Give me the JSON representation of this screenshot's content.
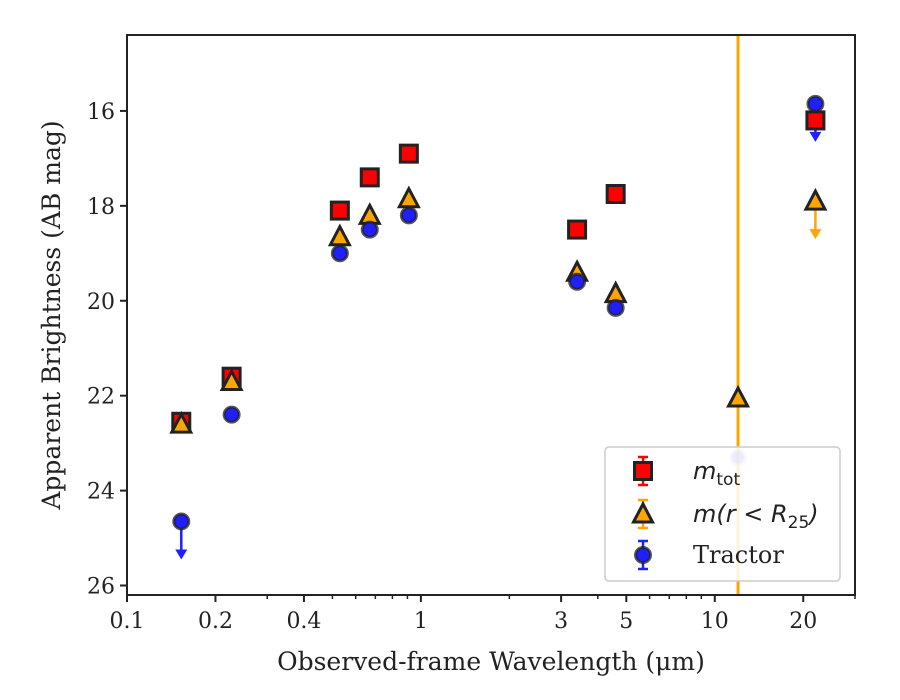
{
  "chart_data": {
    "type": "scatter",
    "title": "",
    "xlabel": "Observed-frame Wavelength (μm)",
    "ylabel": "Apparent Brightness (AB mag)",
    "xscale": "log",
    "xlim": [
      0.1,
      30
    ],
    "ylim": [
      26.2,
      14.4
    ],
    "y_inverted": true,
    "grid": false,
    "legend_position": "lower-right",
    "xticks": [
      {
        "value": 0.1,
        "label": "0.1"
      },
      {
        "value": 0.2,
        "label": "0.2"
      },
      {
        "value": 0.4,
        "label": "0.4"
      },
      {
        "value": 1,
        "label": "1"
      },
      {
        "value": 3,
        "label": "3"
      },
      {
        "value": 5,
        "label": "5"
      },
      {
        "value": 10,
        "label": "10"
      },
      {
        "value": 20,
        "label": "20"
      }
    ],
    "yticks": [
      {
        "value": 16,
        "label": "16"
      },
      {
        "value": 18,
        "label": "18"
      },
      {
        "value": 20,
        "label": "20"
      },
      {
        "value": 22,
        "label": "22"
      },
      {
        "value": 24,
        "label": "24"
      },
      {
        "value": 26,
        "label": "26"
      }
    ],
    "legend": [
      {
        "label": "m_tot",
        "prefix": "m",
        "subscript": "tot"
      },
      {
        "label": "m(r < R_25)",
        "prefix": "m(r < R",
        "subscript": "25",
        "suffix": ")"
      },
      {
        "label": "Tractor"
      }
    ],
    "series": [
      {
        "name": "m_tot",
        "marker": "square",
        "color": "#ff0000",
        "edge_color": "#222222",
        "points": [
          {
            "x": 0.153,
            "y": 22.55,
            "err": 0.1
          },
          {
            "x": 0.227,
            "y": 21.6,
            "err": 0.1
          },
          {
            "x": 0.53,
            "y": 18.1
          },
          {
            "x": 0.67,
            "y": 17.4
          },
          {
            "x": 0.91,
            "y": 16.9
          },
          {
            "x": 3.4,
            "y": 18.5
          },
          {
            "x": 4.6,
            "y": 17.75
          },
          {
            "x": 22.0,
            "y": 16.2
          }
        ]
      },
      {
        "name": "m(r < R_25)",
        "marker": "triangle",
        "color": "#ffa500",
        "edge_color": "#222222",
        "points": [
          {
            "x": 0.153,
            "y": 22.6
          },
          {
            "x": 0.227,
            "y": 21.7
          },
          {
            "x": 0.53,
            "y": 18.65
          },
          {
            "x": 0.67,
            "y": 18.2
          },
          {
            "x": 0.91,
            "y": 17.85
          },
          {
            "x": 3.4,
            "y": 19.4
          },
          {
            "x": 4.6,
            "y": 19.85
          },
          {
            "x": 12.0,
            "y": 22.05,
            "err_low": 14.0,
            "err_high": 26.2
          },
          {
            "x": 22.0,
            "y": 17.9,
            "upper_limit": true
          }
        ]
      },
      {
        "name": "Tractor",
        "marker": "circle",
        "color": "#1f1fff",
        "edge_color": "#222222",
        "points": [
          {
            "x": 0.153,
            "y": 24.65,
            "upper_limit": true
          },
          {
            "x": 0.227,
            "y": 22.4
          },
          {
            "x": 0.53,
            "y": 19.0
          },
          {
            "x": 0.67,
            "y": 18.5
          },
          {
            "x": 0.91,
            "y": 18.2
          },
          {
            "x": 3.4,
            "y": 19.6
          },
          {
            "x": 4.6,
            "y": 20.15
          },
          {
            "x": 12.0,
            "y": 23.3,
            "faded": true
          },
          {
            "x": 22.0,
            "y": 15.85,
            "upper_limit": true
          }
        ]
      }
    ]
  }
}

####

§ **SET EXERCISE**
Transcribe every entry word for word, but skip the pictures.

§ **RESULT OF THIS EXERCISE**
Give me the JSON representation of this screenshot's content.
{
  "chart_data": {
    "type": "scatter",
    "title": "",
    "xlabel": "Observed-frame Wavelength (μm)",
    "ylabel": "Apparent Brightness (AB mag)",
    "xscale": "log",
    "xlim": [
      0.1,
      30
    ],
    "ylim": [
      26.2,
      14.4
    ],
    "y_inverted": true,
    "grid": false,
    "legend_position": "lower-right",
    "xticks": [
      {
        "value": 0.1,
        "label": "0.1"
      },
      {
        "value": 0.2,
        "label": "0.2"
      },
      {
        "value": 0.4,
        "label": "0.4"
      },
      {
        "value": 1,
        "label": "1"
      },
      {
        "value": 3,
        "label": "3"
      },
      {
        "value": 5,
        "label": "5"
      },
      {
        "value": 10,
        "label": "10"
      },
      {
        "value": 20,
        "label": "20"
      }
    ],
    "yticks": [
      {
        "value": 16,
        "label": "16"
      },
      {
        "value": 18,
        "label": "18"
      },
      {
        "value": 20,
        "label": "20"
      },
      {
        "value": 22,
        "label": "22"
      },
      {
        "value": 24,
        "label": "24"
      },
      {
        "value": 26,
        "label": "26"
      }
    ],
    "legend": [
      {
        "label": "m_tot",
        "prefix": "m",
        "subscript": "tot"
      },
      {
        "label": "m(r < R_25)",
        "prefix": "m(r < R",
        "subscript": "25",
        "suffix": ")"
      },
      {
        "label": "Tractor"
      }
    ],
    "series": [
      {
        "name": "m_tot",
        "marker": "square",
        "color": "#ff0000",
        "edge_color": "#222222",
        "points": [
          {
            "x": 0.153,
            "y": 22.55,
            "err": 0.1
          },
          {
            "x": 0.227,
            "y": 21.6,
            "err": 0.1
          },
          {
            "x": 0.53,
            "y": 18.1
          },
          {
            "x": 0.67,
            "y": 17.4
          },
          {
            "x": 0.91,
            "y": 16.9
          },
          {
            "x": 3.4,
            "y": 18.5
          },
          {
            "x": 4.6,
            "y": 17.75
          },
          {
            "x": 22.0,
            "y": 16.2
          }
        ]
      },
      {
        "name": "m(r < R_25)",
        "marker": "triangle",
        "color": "#ffa500",
        "edge_color": "#222222",
        "points": [
          {
            "x": 0.153,
            "y": 22.6
          },
          {
            "x": 0.227,
            "y": 21.7
          },
          {
            "x": 0.53,
            "y": 18.65
          },
          {
            "x": 0.67,
            "y": 18.2
          },
          {
            "x": 0.91,
            "y": 17.85
          },
          {
            "x": 3.4,
            "y": 19.4
          },
          {
            "x": 4.6,
            "y": 19.85
          },
          {
            "x": 12.0,
            "y": 22.05,
            "err_low": 14.0,
            "err_high": 26.2
          },
          {
            "x": 22.0,
            "y": 17.9,
            "upper_limit": true
          }
        ]
      },
      {
        "name": "Tractor",
        "marker": "circle",
        "color": "#1f1fff",
        "edge_color": "#222222",
        "points": [
          {
            "x": 0.153,
            "y": 24.65,
            "upper_limit": true
          },
          {
            "x": 0.227,
            "y": 22.4
          },
          {
            "x": 0.53,
            "y": 19.0
          },
          {
            "x": 0.67,
            "y": 18.5
          },
          {
            "x": 0.91,
            "y": 18.2
          },
          {
            "x": 3.4,
            "y": 19.6
          },
          {
            "x": 4.6,
            "y": 20.15
          },
          {
            "x": 12.0,
            "y": 23.3,
            "faded": true
          },
          {
            "x": 22.0,
            "y": 15.85,
            "upper_limit": true
          }
        ]
      }
    ]
  }
}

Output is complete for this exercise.